** begin MATERIALS PROVIDED **

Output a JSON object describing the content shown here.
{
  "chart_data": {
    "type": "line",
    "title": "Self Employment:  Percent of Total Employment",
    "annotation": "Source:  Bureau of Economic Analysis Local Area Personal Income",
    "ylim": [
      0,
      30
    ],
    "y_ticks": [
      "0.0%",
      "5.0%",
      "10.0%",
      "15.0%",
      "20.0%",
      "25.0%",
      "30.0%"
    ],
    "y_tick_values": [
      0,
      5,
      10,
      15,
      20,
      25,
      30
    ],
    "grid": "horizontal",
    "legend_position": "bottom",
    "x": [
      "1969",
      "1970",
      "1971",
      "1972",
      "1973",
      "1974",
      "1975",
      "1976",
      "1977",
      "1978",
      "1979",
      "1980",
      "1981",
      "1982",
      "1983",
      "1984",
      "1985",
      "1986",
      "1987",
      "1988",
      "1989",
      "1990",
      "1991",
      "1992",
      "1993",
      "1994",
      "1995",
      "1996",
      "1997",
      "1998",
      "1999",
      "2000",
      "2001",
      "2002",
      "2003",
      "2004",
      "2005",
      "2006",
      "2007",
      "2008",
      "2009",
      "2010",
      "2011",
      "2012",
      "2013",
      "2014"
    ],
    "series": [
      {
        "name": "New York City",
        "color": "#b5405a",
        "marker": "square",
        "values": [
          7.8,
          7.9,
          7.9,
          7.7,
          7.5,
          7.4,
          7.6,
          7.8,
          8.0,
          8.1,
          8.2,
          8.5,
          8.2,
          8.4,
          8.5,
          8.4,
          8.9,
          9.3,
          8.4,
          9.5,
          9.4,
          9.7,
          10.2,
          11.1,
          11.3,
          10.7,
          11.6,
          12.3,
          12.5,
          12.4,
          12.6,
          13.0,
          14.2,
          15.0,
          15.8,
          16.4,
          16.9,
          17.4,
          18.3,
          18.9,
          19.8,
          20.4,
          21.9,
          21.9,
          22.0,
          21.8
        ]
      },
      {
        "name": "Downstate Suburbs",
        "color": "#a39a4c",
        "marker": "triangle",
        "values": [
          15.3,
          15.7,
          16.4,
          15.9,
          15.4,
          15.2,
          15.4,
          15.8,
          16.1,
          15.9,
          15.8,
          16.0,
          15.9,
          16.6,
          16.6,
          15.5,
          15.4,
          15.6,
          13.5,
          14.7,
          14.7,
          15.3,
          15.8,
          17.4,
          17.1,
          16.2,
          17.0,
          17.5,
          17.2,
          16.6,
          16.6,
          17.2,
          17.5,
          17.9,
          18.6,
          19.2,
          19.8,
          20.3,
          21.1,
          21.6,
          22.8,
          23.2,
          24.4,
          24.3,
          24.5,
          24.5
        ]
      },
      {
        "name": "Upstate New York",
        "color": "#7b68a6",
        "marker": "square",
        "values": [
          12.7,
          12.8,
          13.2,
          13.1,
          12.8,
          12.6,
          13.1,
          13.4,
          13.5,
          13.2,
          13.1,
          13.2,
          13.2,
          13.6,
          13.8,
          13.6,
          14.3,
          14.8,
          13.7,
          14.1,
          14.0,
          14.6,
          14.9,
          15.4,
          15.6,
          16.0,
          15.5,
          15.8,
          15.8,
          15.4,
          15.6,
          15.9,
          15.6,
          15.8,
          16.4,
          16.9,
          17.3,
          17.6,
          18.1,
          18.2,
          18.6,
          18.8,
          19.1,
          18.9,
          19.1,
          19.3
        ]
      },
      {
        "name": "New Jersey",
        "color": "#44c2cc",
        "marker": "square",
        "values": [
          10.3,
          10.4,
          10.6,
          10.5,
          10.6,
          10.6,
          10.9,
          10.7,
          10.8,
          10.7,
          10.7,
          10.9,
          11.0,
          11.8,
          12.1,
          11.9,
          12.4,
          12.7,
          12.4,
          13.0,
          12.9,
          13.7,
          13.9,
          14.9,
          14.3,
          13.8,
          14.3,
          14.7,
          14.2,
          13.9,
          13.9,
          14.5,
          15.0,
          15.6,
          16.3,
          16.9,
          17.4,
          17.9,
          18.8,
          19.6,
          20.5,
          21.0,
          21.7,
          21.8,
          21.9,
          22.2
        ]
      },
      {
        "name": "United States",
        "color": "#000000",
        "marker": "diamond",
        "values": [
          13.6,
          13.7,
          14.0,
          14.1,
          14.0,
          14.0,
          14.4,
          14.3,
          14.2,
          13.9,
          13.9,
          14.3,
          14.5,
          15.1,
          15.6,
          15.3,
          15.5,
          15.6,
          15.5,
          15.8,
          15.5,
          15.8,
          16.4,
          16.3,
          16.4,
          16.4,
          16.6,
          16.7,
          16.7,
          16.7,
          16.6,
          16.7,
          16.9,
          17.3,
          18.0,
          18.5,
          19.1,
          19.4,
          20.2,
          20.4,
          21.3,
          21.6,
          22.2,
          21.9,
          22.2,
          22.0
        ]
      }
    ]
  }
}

** end MATERIALS PROVIDED **

Write out every line exactly as it stands.

Output a JSON object describing the content shown here.
{
  "chart_data": {
    "type": "line",
    "title": "Self Employment:  Percent of Total Employment",
    "annotation": "Source:  Bureau of Economic Analysis Local Area Personal Income",
    "ylim": [
      0,
      30
    ],
    "y_ticks": [
      "0.0%",
      "5.0%",
      "10.0%",
      "15.0%",
      "20.0%",
      "25.0%",
      "30.0%"
    ],
    "y_tick_values": [
      0,
      5,
      10,
      15,
      20,
      25,
      30
    ],
    "grid": "horizontal",
    "legend_position": "bottom",
    "x": [
      "1969",
      "1970",
      "1971",
      "1972",
      "1973",
      "1974",
      "1975",
      "1976",
      "1977",
      "1978",
      "1979",
      "1980",
      "1981",
      "1982",
      "1983",
      "1984",
      "1985",
      "1986",
      "1987",
      "1988",
      "1989",
      "1990",
      "1991",
      "1992",
      "1993",
      "1994",
      "1995",
      "1996",
      "1997",
      "1998",
      "1999",
      "2000",
      "2001",
      "2002",
      "2003",
      "2004",
      "2005",
      "2006",
      "2007",
      "2008",
      "2009",
      "2010",
      "2011",
      "2012",
      "2013",
      "2014"
    ],
    "series": [
      {
        "name": "New York City",
        "color": "#b5405a",
        "marker": "square",
        "values": [
          7.8,
          7.9,
          7.9,
          7.7,
          7.5,
          7.4,
          7.6,
          7.8,
          8.0,
          8.1,
          8.2,
          8.5,
          8.2,
          8.4,
          8.5,
          8.4,
          8.9,
          9.3,
          8.4,
          9.5,
          9.4,
          9.7,
          10.2,
          11.1,
          11.3,
          10.7,
          11.6,
          12.3,
          12.5,
          12.4,
          12.6,
          13.0,
          14.2,
          15.0,
          15.8,
          16.4,
          16.9,
          17.4,
          18.3,
          18.9,
          19.8,
          20.4,
          21.9,
          21.9,
          22.0,
          21.8
        ]
      },
      {
        "name": "Downstate Suburbs",
        "color": "#a39a4c",
        "marker": "triangle",
        "values": [
          15.3,
          15.7,
          16.4,
          15.9,
          15.4,
          15.2,
          15.4,
          15.8,
          16.1,
          15.9,
          15.8,
          16.0,
          15.9,
          16.6,
          16.6,
          15.5,
          15.4,
          15.6,
          13.5,
          14.7,
          14.7,
          15.3,
          15.8,
          17.4,
          17.1,
          16.2,
          17.0,
          17.5,
          17.2,
          16.6,
          16.6,
          17.2,
          17.5,
          17.9,
          18.6,
          19.2,
          19.8,
          20.3,
          21.1,
          21.6,
          22.8,
          23.2,
          24.4,
          24.3,
          24.5,
          24.5
        ]
      },
      {
        "name": "Upstate New York",
        "color": "#7b68a6",
        "marker": "square",
        "values": [
          12.7,
          12.8,
          13.2,
          13.1,
          12.8,
          12.6,
          13.1,
          13.4,
          13.5,
          13.2,
          13.1,
          13.2,
          13.2,
          13.6,
          13.8,
          13.6,
          14.3,
          14.8,
          13.7,
          14.1,
          14.0,
          14.6,
          14.9,
          15.4,
          15.6,
          16.0,
          15.5,
          15.8,
          15.8,
          15.4,
          15.6,
          15.9,
          15.6,
          15.8,
          16.4,
          16.9,
          17.3,
          17.6,
          18.1,
          18.2,
          18.6,
          18.8,
          19.1,
          18.9,
          19.1,
          19.3
        ]
      },
      {
        "name": "New Jersey",
        "color": "#44c2cc",
        "marker": "square",
        "values": [
          10.3,
          10.4,
          10.6,
          10.5,
          10.6,
          10.6,
          10.9,
          10.7,
          10.8,
          10.7,
          10.7,
          10.9,
          11.0,
          11.8,
          12.1,
          11.9,
          12.4,
          12.7,
          12.4,
          13.0,
          12.9,
          13.7,
          13.9,
          14.9,
          14.3,
          13.8,
          14.3,
          14.7,
          14.2,
          13.9,
          13.9,
          14.5,
          15.0,
          15.6,
          16.3,
          16.9,
          17.4,
          17.9,
          18.8,
          19.6,
          20.5,
          21.0,
          21.7,
          21.8,
          21.9,
          22.2
        ]
      },
      {
        "name": "United States",
        "color": "#000000",
        "marker": "diamond",
        "values": [
          13.6,
          13.7,
          14.0,
          14.1,
          14.0,
          14.0,
          14.4,
          14.3,
          14.2,
          13.9,
          13.9,
          14.3,
          14.5,
          15.1,
          15.6,
          15.3,
          15.5,
          15.6,
          15.5,
          15.8,
          15.5,
          15.8,
          16.4,
          16.3,
          16.4,
          16.4,
          16.6,
          16.7,
          16.7,
          16.7,
          16.6,
          16.7,
          16.9,
          17.3,
          18.0,
          18.5,
          19.1,
          19.4,
          20.2,
          20.4,
          21.3,
          21.6,
          22.2,
          21.9,
          22.2,
          22.0
        ]
      }
    ]
  }
}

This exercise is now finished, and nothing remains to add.